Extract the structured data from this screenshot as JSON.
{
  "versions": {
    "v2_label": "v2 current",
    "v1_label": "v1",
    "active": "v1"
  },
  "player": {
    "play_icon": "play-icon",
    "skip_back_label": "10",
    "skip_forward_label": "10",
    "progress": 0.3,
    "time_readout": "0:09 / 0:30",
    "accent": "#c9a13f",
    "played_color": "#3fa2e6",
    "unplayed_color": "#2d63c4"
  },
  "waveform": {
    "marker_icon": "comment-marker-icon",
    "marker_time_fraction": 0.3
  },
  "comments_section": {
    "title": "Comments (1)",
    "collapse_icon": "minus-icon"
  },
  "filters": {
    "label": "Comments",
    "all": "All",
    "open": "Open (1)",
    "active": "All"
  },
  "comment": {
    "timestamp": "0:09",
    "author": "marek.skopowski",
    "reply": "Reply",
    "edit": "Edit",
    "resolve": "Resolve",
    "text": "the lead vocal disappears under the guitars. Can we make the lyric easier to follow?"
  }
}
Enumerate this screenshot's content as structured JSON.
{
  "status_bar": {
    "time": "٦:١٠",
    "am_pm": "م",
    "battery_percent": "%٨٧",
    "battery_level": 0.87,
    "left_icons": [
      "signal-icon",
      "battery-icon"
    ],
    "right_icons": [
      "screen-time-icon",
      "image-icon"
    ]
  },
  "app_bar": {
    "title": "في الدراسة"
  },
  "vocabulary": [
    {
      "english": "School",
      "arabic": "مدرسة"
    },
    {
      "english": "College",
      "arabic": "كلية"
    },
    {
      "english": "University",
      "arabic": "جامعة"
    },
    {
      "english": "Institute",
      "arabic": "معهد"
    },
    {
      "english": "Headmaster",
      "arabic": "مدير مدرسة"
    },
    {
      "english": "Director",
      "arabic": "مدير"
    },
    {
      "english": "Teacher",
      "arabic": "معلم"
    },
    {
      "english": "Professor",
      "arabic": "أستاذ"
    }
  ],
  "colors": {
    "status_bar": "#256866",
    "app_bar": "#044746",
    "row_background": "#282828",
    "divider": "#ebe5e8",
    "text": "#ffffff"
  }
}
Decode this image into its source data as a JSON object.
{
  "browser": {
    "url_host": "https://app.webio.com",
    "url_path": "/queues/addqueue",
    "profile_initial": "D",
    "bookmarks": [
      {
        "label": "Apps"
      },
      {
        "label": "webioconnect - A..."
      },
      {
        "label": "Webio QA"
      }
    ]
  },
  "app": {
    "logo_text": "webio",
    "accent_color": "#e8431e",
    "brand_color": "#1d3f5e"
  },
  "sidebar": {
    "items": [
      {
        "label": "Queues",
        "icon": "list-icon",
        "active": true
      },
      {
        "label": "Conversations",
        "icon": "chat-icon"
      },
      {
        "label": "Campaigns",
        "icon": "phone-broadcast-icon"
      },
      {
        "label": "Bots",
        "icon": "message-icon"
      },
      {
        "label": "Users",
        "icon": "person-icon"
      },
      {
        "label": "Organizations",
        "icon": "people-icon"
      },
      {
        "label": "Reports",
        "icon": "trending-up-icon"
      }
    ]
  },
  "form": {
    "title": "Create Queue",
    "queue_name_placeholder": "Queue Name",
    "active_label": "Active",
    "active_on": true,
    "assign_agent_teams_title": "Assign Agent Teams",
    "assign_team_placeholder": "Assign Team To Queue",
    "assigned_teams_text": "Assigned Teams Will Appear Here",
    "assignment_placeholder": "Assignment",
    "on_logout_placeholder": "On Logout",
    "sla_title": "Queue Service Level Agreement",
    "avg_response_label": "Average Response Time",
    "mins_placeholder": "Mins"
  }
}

══════════════════════════════

● **Written exercise**
Copy out the full listing exactly.

● **Reply**
Extract the structured data from this screenshot as JSON.
{
  "versions": {
    "v2_label": "v2 current",
    "v1_label": "v1",
    "active": "v1"
  },
  "player": {
    "play_icon": "play-icon",
    "skip_back_label": "10",
    "skip_forward_label": "10",
    "progress": 0.3,
    "time_readout": "0:09 / 0:30",
    "accent": "#c9a13f",
    "played_color": "#3fa2e6",
    "unplayed_color": "#2d63c4"
  },
  "waveform": {
    "marker_icon": "comment-marker-icon",
    "marker_time_fraction": 0.3
  },
  "comments_section": {
    "title": "Comments (1)",
    "collapse_icon": "minus-icon"
  },
  "filters": {
    "label": "Comments",
    "all": "All",
    "open": "Open (1)",
    "active": "All"
  },
  "comment": {
    "timestamp": "0:09",
    "author": "marek.skopowski",
    "reply": "Reply",
    "edit": "Edit",
    "resolve": "Resolve",
    "text": "the lead vocal disappears under the guitars. Can we make the lyric easier to follow?"
  }
}
Enumerate this screenshot's content as structured JSON.
{
  "status_bar": {
    "time": "٦:١٠",
    "am_pm": "م",
    "battery_percent": "%٨٧",
    "battery_level": 0.87,
    "left_icons": [
      "signal-icon",
      "battery-icon"
    ],
    "right_icons": [
      "screen-time-icon",
      "image-icon"
    ]
  },
  "app_bar": {
    "title": "في الدراسة"
  },
  "vocabulary": [
    {
      "english": "School",
      "arabic": "مدرسة"
    },
    {
      "english": "College",
      "arabic": "كلية"
    },
    {
      "english": "University",
      "arabic": "جامعة"
    },
    {
      "english": "Institute",
      "arabic": "معهد"
    },
    {
      "english": "Headmaster",
      "arabic": "مدير مدرسة"
    },
    {
      "english": "Director",
      "arabic": "مدير"
    },
    {
      "english": "Teacher",
      "arabic": "معلم"
    },
    {
      "english": "Professor",
      "arabic": "أستاذ"
    }
  ],
  "colors": {
    "status_bar": "#256866",
    "app_bar": "#044746",
    "row_background": "#282828",
    "divider": "#ebe5e8",
    "text": "#ffffff"
  }
}
Decode this image into its source data as a JSON object.
{
  "browser": {
    "url_host": "https://app.webio.com",
    "url_path": "/queues/addqueue",
    "profile_initial": "D",
    "bookmarks": [
      {
        "label": "Apps"
      },
      {
        "label": "webioconnect - A..."
      },
      {
        "label": "Webio QA"
      }
    ]
  },
  "app": {
    "logo_text": "webio",
    "accent_color": "#e8431e",
    "brand_color": "#1d3f5e"
  },
  "sidebar": {
    "items": [
      {
        "label": "Queues",
        "icon": "list-icon",
        "active": true
      },
      {
        "label": "Conversations",
        "icon": "chat-icon"
      },
      {
        "label": "Campaigns",
        "icon": "phone-broadcast-icon"
      },
      {
        "label": "Bots",
        "icon": "message-icon"
      },
      {
        "label": "Users",
        "icon": "person-icon"
      },
      {
        "label": "Organizations",
        "icon": "people-icon"
      },
      {
        "label": "Reports",
        "icon": "trending-up-icon"
      }
    ]
  },
  "form": {
    "title": "Create Queue",
    "queue_name_placeholder": "Queue Name",
    "active_label": "Active",
    "active_on": true,
    "assign_agent_teams_title": "Assign Agent Teams",
    "assign_team_placeholder": "Assign Team To Queue",
    "assigned_teams_text": "Assigned Teams Will Appear Here",
    "assignment_placeholder": "Assignment",
    "on_logout_placeholder": "On Logout",
    "sla_title": "Queue Service Level Agreement",
    "avg_response_label": "Average Response Time",
    "mins_placeholder": "Mins"
  }
}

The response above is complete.